* The problem *
Copy out the records in full, word for word, without pictures.

* Provided data *
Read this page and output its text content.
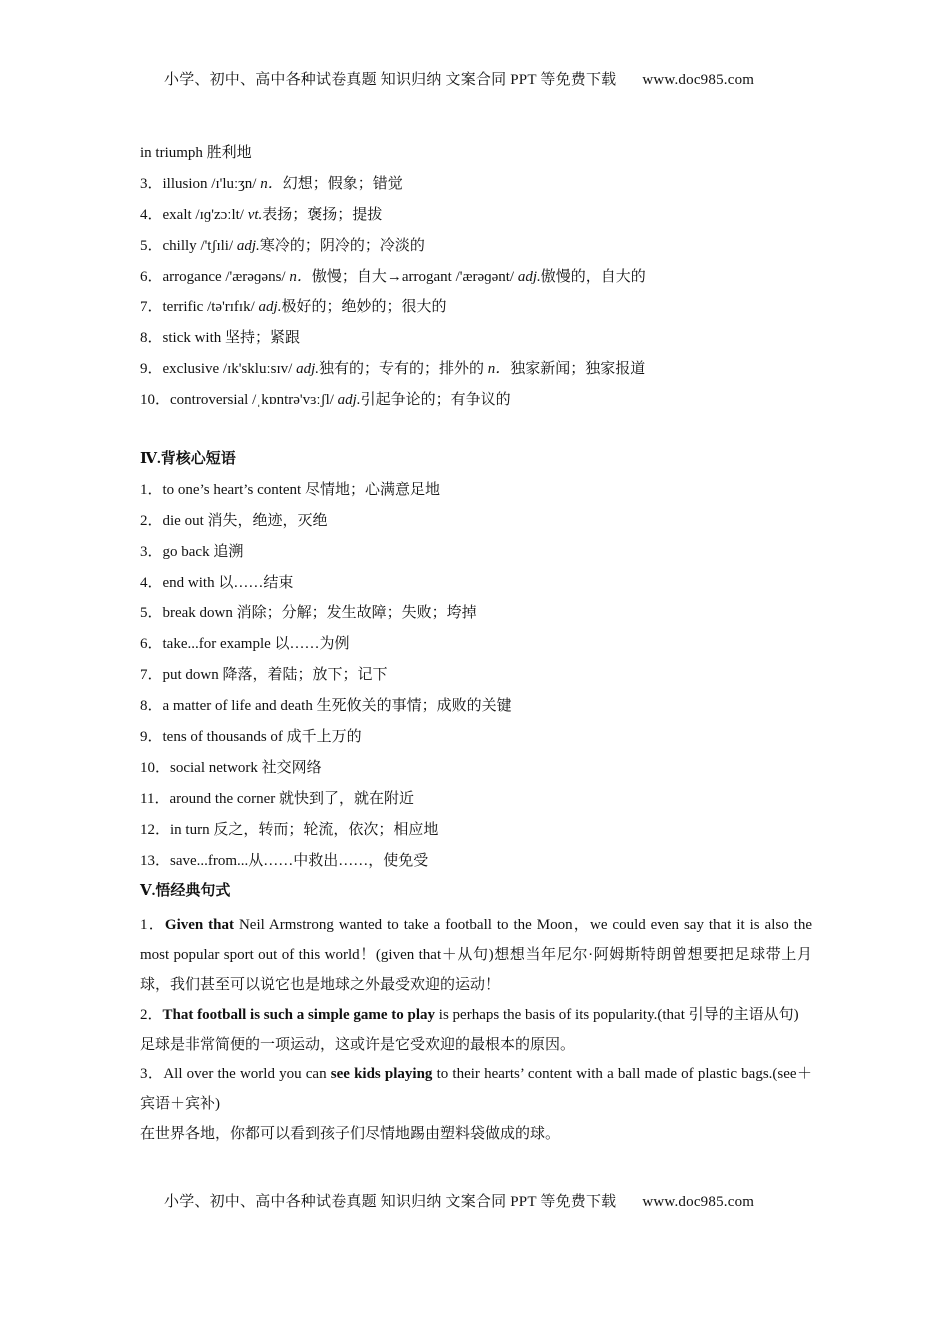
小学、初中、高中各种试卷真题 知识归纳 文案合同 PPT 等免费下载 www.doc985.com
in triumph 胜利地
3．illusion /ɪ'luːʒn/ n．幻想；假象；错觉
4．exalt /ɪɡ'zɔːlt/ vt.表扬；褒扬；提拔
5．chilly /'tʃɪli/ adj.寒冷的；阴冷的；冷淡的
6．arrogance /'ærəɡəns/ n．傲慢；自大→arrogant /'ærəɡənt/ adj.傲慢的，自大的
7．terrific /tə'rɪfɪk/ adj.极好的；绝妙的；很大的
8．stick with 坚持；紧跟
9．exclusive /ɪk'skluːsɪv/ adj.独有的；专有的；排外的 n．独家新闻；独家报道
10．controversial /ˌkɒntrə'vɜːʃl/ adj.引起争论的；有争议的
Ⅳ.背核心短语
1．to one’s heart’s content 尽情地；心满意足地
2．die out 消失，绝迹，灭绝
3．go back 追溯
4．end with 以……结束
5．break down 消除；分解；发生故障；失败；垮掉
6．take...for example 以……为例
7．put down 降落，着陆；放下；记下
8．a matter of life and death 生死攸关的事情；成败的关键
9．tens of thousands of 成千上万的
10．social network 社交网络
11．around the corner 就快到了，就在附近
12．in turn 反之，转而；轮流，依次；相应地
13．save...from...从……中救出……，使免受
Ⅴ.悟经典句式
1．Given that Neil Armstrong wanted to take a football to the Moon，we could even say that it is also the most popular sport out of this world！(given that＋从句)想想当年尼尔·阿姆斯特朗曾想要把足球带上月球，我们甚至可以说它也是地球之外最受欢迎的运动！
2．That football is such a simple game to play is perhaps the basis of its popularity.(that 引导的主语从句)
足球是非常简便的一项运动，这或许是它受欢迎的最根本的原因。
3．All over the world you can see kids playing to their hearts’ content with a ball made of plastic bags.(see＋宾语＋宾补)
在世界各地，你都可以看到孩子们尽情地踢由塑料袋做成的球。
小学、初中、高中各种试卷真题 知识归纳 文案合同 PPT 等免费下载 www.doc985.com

* Worked answer *
Read this page and output its text content.
小学、初中、高中各种试卷真题 知识归纳 文案合同 PPT 等免费下载 www.doc985.com
in triumph 胜利地
3．illusion /ɪ'luːʒn/ n．幻想；假象；错觉
4．exalt /ɪɡ'zɔːlt/ vt.表扬；褒扬；提拔
5．chilly /'tʃɪli/ adj.寒冷的；阴冷的；冷淡的
6．arrogance /'ærəɡəns/ n．傲慢；自大→arrogant /'ærəɡənt/ adj.傲慢的，自大的
7．terrific /tə'rɪfɪk/ adj.极好的；绝妙的；很大的
8．stick with 坚持；紧跟
9．exclusive /ɪk'skluːsɪv/ adj.独有的；专有的；排外的 n．独家新闻；独家报道
10．controversial /ˌkɒntrə'vɜːʃl/ adj.引起争论的；有争议的
Ⅳ.背核心短语
1．to one’s heart’s content 尽情地；心满意足地
2．die out 消失，绝迹，灭绝
3．go back 追溯
4．end with 以……结束
5．break down 消除；分解；发生故障；失败；垮掉
6．take...for example 以……为例
7．put down 降落，着陆；放下；记下
8．a matter of life and death 生死攸关的事情；成败的关键
9．tens of thousands of 成千上万的
10．social network 社交网络
11．around the corner 就快到了，就在附近
12．in turn 反之，转而；轮流，依次；相应地
13．save...from...从……中救出……，使免受
Ⅴ.悟经典句式
1．Given that Neil Armstrong wanted to take a football to the Moon，we could even say that it is also the most popular sport out of this world！(given that＋从句)想想当年尼尔·阿姆斯特朗曾想要把足球带上月球，我们甚至可以说它也是地球之外最受欢迎的运动！
2．That football is such a simple game to play is perhaps the basis of its popularity.(that 引导的主语从句)
足球是非常简便的一项运动，这或许是它受欢迎的最根本的原因。
3．All over the world you can see kids playing to their hearts’ content with a ball made of plastic bags.(see＋宾语＋宾补)
在世界各地，你都可以看到孩子们尽情地踢由塑料袋做成的球。
小学、初中、高中各种试卷真题 知识归纳 文案合同 PPT 等免费下载 www.doc985.com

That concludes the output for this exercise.